GIVEN EXERCISE
Print all of the data exactly.

## BEGIN

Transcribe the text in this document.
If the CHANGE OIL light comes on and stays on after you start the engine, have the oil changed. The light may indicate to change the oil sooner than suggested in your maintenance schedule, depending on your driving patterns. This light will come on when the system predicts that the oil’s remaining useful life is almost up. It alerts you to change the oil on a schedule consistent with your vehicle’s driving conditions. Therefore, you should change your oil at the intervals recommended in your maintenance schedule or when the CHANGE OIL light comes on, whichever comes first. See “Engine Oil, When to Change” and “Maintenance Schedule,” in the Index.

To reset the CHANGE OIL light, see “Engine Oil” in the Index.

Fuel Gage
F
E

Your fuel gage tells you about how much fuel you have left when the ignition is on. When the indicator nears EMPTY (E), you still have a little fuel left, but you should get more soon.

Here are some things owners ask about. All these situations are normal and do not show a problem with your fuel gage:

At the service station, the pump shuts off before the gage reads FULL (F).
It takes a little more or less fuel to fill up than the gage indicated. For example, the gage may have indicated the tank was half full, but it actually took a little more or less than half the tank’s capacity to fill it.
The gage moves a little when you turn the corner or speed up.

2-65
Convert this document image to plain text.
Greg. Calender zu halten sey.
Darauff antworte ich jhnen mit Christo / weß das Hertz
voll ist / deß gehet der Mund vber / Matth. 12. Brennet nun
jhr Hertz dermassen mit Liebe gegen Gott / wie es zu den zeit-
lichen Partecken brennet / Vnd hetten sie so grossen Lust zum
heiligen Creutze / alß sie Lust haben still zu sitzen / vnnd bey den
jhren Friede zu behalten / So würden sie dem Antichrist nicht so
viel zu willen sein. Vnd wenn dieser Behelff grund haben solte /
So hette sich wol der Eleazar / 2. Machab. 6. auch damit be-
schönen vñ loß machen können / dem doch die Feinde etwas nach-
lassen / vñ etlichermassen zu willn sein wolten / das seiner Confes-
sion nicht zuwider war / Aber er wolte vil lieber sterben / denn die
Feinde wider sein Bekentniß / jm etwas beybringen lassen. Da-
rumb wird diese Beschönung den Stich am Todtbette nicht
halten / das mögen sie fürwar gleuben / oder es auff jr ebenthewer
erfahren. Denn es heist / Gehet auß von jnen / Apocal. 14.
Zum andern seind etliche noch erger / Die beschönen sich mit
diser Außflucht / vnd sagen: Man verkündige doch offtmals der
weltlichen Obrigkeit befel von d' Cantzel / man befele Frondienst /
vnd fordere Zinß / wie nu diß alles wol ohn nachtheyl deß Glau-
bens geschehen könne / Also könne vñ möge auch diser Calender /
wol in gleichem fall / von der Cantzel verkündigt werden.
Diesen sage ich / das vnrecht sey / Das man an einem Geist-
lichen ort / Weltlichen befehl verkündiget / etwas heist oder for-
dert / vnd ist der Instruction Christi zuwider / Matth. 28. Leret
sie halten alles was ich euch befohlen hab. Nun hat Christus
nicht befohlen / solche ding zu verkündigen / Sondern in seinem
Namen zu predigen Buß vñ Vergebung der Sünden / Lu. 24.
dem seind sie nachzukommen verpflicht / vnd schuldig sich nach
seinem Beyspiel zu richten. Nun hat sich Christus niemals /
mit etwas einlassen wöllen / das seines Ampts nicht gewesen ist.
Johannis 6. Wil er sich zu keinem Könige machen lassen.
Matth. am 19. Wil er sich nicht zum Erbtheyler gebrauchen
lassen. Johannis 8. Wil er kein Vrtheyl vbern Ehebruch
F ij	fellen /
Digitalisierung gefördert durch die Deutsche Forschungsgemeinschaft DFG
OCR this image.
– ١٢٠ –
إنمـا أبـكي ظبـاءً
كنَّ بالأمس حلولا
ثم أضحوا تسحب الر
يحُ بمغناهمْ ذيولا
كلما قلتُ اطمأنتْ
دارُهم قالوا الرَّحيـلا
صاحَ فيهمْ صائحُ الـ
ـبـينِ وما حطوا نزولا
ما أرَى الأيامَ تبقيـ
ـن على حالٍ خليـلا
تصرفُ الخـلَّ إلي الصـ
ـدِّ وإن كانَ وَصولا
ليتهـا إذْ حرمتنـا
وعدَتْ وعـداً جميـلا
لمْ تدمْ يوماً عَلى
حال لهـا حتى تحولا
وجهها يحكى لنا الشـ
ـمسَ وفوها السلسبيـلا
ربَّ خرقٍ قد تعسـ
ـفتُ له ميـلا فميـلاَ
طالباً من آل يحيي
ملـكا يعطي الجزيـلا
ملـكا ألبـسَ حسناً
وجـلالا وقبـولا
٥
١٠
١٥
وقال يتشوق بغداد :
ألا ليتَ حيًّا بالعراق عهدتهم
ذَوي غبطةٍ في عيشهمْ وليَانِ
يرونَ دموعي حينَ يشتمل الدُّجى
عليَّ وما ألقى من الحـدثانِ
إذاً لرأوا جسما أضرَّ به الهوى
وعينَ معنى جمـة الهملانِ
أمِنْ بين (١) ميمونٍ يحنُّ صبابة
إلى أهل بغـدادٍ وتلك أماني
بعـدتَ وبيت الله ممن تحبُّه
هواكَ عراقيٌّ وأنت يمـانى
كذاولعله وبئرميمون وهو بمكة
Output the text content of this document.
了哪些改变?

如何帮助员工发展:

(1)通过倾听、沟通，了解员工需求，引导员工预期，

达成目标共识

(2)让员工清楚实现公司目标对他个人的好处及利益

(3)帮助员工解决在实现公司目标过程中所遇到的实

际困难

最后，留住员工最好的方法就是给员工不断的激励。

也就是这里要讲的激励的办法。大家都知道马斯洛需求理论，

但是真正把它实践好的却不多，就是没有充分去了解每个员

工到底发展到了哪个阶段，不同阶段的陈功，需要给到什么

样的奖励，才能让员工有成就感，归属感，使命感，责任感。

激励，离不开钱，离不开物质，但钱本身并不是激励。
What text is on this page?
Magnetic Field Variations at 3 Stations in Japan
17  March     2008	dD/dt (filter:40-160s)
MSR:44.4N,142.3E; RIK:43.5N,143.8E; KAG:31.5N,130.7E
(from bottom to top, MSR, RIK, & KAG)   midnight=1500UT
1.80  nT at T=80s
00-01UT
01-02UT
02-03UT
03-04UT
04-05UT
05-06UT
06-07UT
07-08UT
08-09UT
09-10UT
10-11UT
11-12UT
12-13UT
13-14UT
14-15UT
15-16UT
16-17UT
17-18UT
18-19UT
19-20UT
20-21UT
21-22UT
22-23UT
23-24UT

## END

RESPONSE TO THIS TASK
Transcribe the text in this document.
If the CHANGE OIL light comes on and stays on after you start the engine, have the oil changed. The light may indicate to change the oil sooner than suggested in your maintenance schedule, depending on your driving patterns. This light will come on when the system predicts that the oil’s remaining useful life is almost up. It alerts you to change the oil on a schedule consistent with your vehicle’s driving conditions. Therefore, you should change your oil at the intervals recommended in your maintenance schedule or when the CHANGE OIL light comes on, whichever comes first. See “Engine Oil, When to Change” and “Maintenance Schedule,” in the Index.

To reset the CHANGE OIL light, see “Engine Oil” in the Index.

Fuel Gage
F
E

Your fuel gage tells you about how much fuel you have left when the ignition is on. When the indicator nears EMPTY (E), you still have a little fuel left, but you should get more soon.

Here are some things owners ask about. All these situations are normal and do not show a problem with your fuel gage:

At the service station, the pump shuts off before the gage reads FULL (F).
It takes a little more or less fuel to fill up than the gage indicated. For example, the gage may have indicated the tank was half full, but it actually took a little more or less than half the tank’s capacity to fill it.
The gage moves a little when you turn the corner or speed up.

2-65
Convert this document image to plain text.
Greg. Calender zu halten sey.
Darauff antworte ich jhnen mit Christo / weß das Hertz
voll ist / deß gehet der Mund vber / Matth. 12. Brennet nun
jhr Hertz dermassen mit Liebe gegen Gott / wie es zu den zeit-
lichen Partecken brennet / Vnd hetten sie so grossen Lust zum
heiligen Creutze / alß sie Lust haben still zu sitzen / vnnd bey den
jhren Friede zu behalten / So würden sie dem Antichrist nicht so
viel zu willen sein. Vnd wenn dieser Behelff grund haben solte /
So hette sich wol der Eleazar / 2. Machab. 6. auch damit be-
schönen vñ loß machen können / dem doch die Feinde etwas nach-
lassen / vñ etlichermassen zu willn sein wolten / das seiner Confes-
sion nicht zuwider war / Aber er wolte vil lieber sterben / denn die
Feinde wider sein Bekentniß / jm etwas beybringen lassen. Da-
rumb wird diese Beschönung den Stich am Todtbette nicht
halten / das mögen sie fürwar gleuben / oder es auff jr ebenthewer
erfahren. Denn es heist / Gehet auß von jnen / Apocal. 14.
Zum andern seind etliche noch erger / Die beschönen sich mit
diser Außflucht / vnd sagen: Man verkündige doch offtmals der
weltlichen Obrigkeit befel von d' Cantzel / man befele Frondienst /
vnd fordere Zinß / wie nu diß alles wol ohn nachtheyl deß Glau-
bens geschehen könne / Also könne vñ möge auch diser Calender /
wol in gleichem fall / von der Cantzel verkündigt werden.
Diesen sage ich / das vnrecht sey / Das man an einem Geist-
lichen ort / Weltlichen befehl verkündiget / etwas heist oder for-
dert / vnd ist der Instruction Christi zuwider / Matth. 28. Leret
sie halten alles was ich euch befohlen hab. Nun hat Christus
nicht befohlen / solche ding zu verkündigen / Sondern in seinem
Namen zu predigen Buß vñ Vergebung der Sünden / Lu. 24.
dem seind sie nachzukommen verpflicht / vnd schuldig sich nach
seinem Beyspiel zu richten. Nun hat sich Christus niemals /
mit etwas einlassen wöllen / das seines Ampts nicht gewesen ist.
Johannis 6. Wil er sich zu keinem Könige machen lassen.
Matth. am 19. Wil er sich nicht zum Erbtheyler gebrauchen
lassen. Johannis 8. Wil er kein Vrtheyl vbern Ehebruch
F ij	fellen /
Digitalisierung gefördert durch die Deutsche Forschungsgemeinschaft DFG
OCR this image.
– ١٢٠ –
إنمـا أبـكي ظبـاءً
كنَّ بالأمس حلولا
ثم أضحوا تسحب الر
يحُ بمغناهمْ ذيولا
كلما قلتُ اطمأنتْ
دارُهم قالوا الرَّحيـلا
صاحَ فيهمْ صائحُ الـ
ـبـينِ وما حطوا نزولا
ما أرَى الأيامَ تبقيـ
ـن على حالٍ خليـلا
تصرفُ الخـلَّ إلي الصـ
ـدِّ وإن كانَ وَصولا
ليتهـا إذْ حرمتنـا
وعدَتْ وعـداً جميـلا
لمْ تدمْ يوماً عَلى
حال لهـا حتى تحولا
وجهها يحكى لنا الشـ
ـمسَ وفوها السلسبيـلا
ربَّ خرقٍ قد تعسـ
ـفتُ له ميـلا فميـلاَ
طالباً من آل يحيي
ملـكا يعطي الجزيـلا
ملـكا ألبـسَ حسناً
وجـلالا وقبـولا
٥
١٠
١٥
وقال يتشوق بغداد :
ألا ليتَ حيًّا بالعراق عهدتهم
ذَوي غبطةٍ في عيشهمْ وليَانِ
يرونَ دموعي حينَ يشتمل الدُّجى
عليَّ وما ألقى من الحـدثانِ
إذاً لرأوا جسما أضرَّ به الهوى
وعينَ معنى جمـة الهملانِ
أمِنْ بين (١) ميمونٍ يحنُّ صبابة
إلى أهل بغـدادٍ وتلك أماني
بعـدتَ وبيت الله ممن تحبُّه
هواكَ عراقيٌّ وأنت يمـانى
كذاولعله وبئرميمون وهو بمكة
Output the text content of this document.
了哪些改变?

如何帮助员工发展:

(1)通过倾听、沟通，了解员工需求，引导员工预期，

达成目标共识

(2)让员工清楚实现公司目标对他个人的好处及利益

(3)帮助员工解决在实现公司目标过程中所遇到的实

际困难

最后，留住员工最好的方法就是给员工不断的激励。

也就是这里要讲的激励的办法。大家都知道马斯洛需求理论，

但是真正把它实践好的却不多，就是没有充分去了解每个员

工到底发展到了哪个阶段，不同阶段的陈功，需要给到什么

样的奖励，才能让员工有成就感，归属感，使命感，责任感。

激励，离不开钱，离不开物质，但钱本身并不是激励。
What text is on this page?
Magnetic Field Variations at 3 Stations in Japan
17  March     2008	dD/dt (filter:40-160s)
MSR:44.4N,142.3E; RIK:43.5N,143.8E; KAG:31.5N,130.7E
(from bottom to top, MSR, RIK, & KAG)   midnight=1500UT
1.80  nT at T=80s
00-01UT
01-02UT
02-03UT
03-04UT
04-05UT
05-06UT
06-07UT
07-08UT
08-09UT
09-10UT
10-11UT
11-12UT
12-13UT
13-14UT
14-15UT
15-16UT
16-17UT
17-18UT
18-19UT
19-20UT
20-21UT
21-22UT
22-23UT
23-24UT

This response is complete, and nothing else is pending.